Extracted records
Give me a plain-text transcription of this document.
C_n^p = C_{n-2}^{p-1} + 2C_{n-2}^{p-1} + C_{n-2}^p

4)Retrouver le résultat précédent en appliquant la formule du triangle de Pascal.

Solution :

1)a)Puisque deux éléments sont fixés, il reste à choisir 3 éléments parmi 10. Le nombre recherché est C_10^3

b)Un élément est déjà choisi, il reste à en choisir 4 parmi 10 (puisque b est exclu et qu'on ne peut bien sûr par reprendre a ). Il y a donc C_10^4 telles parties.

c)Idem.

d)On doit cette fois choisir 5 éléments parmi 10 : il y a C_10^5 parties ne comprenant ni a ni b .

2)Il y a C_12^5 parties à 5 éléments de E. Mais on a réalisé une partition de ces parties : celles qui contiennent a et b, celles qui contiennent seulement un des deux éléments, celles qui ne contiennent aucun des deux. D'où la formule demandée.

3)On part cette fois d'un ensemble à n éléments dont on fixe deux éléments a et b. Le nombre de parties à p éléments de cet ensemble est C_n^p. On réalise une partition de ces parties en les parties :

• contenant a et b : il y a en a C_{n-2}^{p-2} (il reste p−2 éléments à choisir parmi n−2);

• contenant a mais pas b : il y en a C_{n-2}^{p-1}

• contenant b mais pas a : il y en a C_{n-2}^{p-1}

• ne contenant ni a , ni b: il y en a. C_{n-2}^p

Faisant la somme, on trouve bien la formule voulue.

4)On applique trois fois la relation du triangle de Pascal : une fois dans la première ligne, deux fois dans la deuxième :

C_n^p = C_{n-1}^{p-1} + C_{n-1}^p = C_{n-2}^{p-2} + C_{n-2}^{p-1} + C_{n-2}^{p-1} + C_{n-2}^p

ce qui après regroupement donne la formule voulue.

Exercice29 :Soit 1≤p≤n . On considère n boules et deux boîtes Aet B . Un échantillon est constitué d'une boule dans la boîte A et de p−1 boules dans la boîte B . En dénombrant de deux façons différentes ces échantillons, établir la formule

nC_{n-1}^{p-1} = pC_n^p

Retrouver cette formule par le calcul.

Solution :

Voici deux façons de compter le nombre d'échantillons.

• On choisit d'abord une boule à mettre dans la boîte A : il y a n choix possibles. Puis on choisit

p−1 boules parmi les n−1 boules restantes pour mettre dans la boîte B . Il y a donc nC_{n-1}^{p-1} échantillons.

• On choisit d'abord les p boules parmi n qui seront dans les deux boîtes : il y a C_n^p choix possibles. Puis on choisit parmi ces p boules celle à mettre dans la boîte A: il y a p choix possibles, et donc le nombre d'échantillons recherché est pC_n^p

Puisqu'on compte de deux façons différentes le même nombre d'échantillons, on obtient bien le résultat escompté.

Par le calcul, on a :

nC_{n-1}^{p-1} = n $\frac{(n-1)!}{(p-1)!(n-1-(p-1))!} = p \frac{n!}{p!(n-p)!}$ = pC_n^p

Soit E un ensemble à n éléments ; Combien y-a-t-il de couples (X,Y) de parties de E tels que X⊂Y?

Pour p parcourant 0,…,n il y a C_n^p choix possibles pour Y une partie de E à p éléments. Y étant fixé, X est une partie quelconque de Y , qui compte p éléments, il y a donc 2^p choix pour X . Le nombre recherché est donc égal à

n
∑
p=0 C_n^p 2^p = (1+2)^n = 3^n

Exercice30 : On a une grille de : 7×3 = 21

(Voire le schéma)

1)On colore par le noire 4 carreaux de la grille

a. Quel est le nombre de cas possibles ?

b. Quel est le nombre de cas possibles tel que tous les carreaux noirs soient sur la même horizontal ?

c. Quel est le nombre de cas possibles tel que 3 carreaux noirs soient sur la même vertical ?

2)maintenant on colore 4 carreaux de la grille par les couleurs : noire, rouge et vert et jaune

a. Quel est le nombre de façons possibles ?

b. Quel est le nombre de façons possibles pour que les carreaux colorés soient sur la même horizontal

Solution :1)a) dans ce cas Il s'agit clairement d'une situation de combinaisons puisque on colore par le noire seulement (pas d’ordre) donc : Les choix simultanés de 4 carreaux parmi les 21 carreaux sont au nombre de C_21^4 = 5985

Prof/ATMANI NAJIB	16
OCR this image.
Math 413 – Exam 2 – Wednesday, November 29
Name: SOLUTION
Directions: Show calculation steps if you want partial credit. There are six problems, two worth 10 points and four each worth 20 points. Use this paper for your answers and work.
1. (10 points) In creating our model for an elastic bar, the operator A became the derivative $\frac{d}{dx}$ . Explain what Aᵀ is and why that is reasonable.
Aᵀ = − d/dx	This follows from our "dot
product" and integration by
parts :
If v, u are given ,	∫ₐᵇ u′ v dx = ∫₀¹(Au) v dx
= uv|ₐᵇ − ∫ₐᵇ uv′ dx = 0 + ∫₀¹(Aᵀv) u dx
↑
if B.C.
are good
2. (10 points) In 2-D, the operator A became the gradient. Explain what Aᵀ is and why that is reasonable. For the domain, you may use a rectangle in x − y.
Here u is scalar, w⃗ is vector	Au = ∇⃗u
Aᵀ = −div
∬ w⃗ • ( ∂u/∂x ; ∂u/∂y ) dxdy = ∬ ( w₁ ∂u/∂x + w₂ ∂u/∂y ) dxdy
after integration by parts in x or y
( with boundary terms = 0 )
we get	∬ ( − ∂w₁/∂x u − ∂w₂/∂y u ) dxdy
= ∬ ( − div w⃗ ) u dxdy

● **YOUR TASK**: Each line above that holds the string "boîtes" should be copied and shown.

● **EXERCISE OUTPUT**:
Exercice29 :Soit 1≤p≤n . On considère n boules et deux boîtes Aet B . Un échantillon est constitué d'une boule dans la boîte A et de p−1 boules dans la boîte B . En dénombrant de deux façons différentes ces échantillons, établir la formule
• On choisit d'abord les p boules parmi n qui seront dans les deux boîtes : il y a C_n^p choix possibles. Puis on choisit parmi ces p boules celle à mettre dans la boîte A: il y a p choix possibles, et donc le nombre d'échantillons recherché est pC_n^p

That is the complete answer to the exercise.